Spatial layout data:
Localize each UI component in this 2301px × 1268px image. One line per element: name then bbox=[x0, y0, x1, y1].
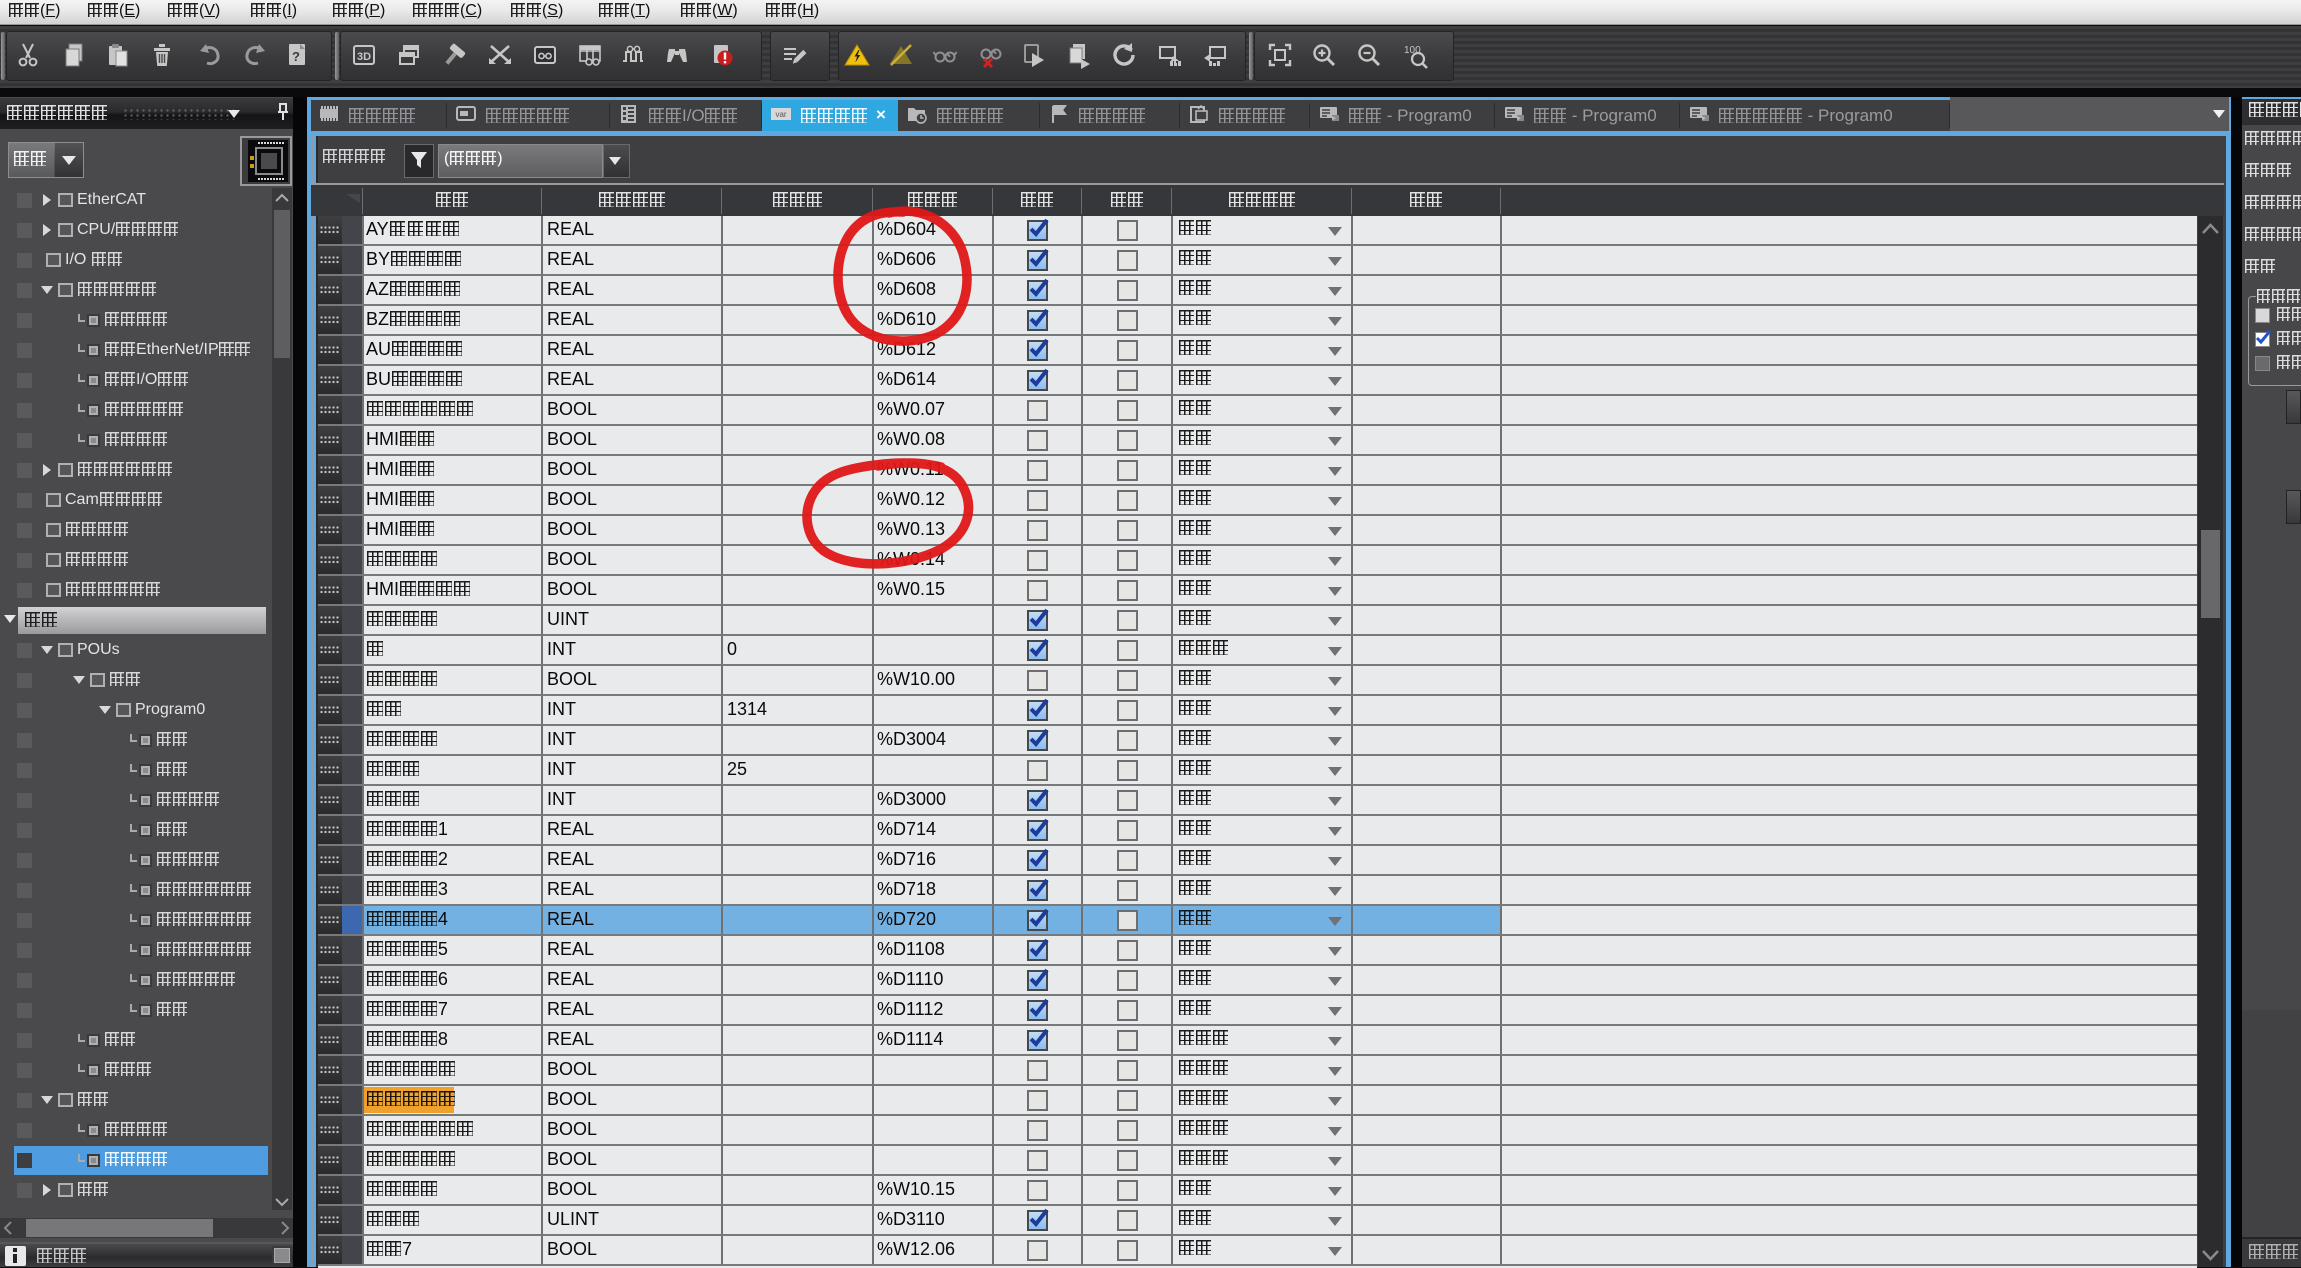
svg-text:3D: 3D bbox=[357, 51, 371, 63]
svg-text:?: ? bbox=[292, 49, 300, 64]
svg-text:100: 100 bbox=[1404, 45, 1421, 56]
svg-text:var: var bbox=[775, 110, 786, 119]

> **WHAT IS REQUIRED**: Reproduce these items word for word, leaving out the pictures.

> **RESULT FOR THIS EXERCISE**:
Localize each UI component in this 2301px × 1268px image. One line per element: name then bbox=[x0, y0, x1, y1].
svg-text:3D: 3D bbox=[357, 51, 371, 63]
svg-text:?: ? bbox=[292, 49, 300, 64]
svg-text:100: 100 bbox=[1404, 45, 1421, 56]
svg-text:var: var bbox=[775, 110, 786, 119]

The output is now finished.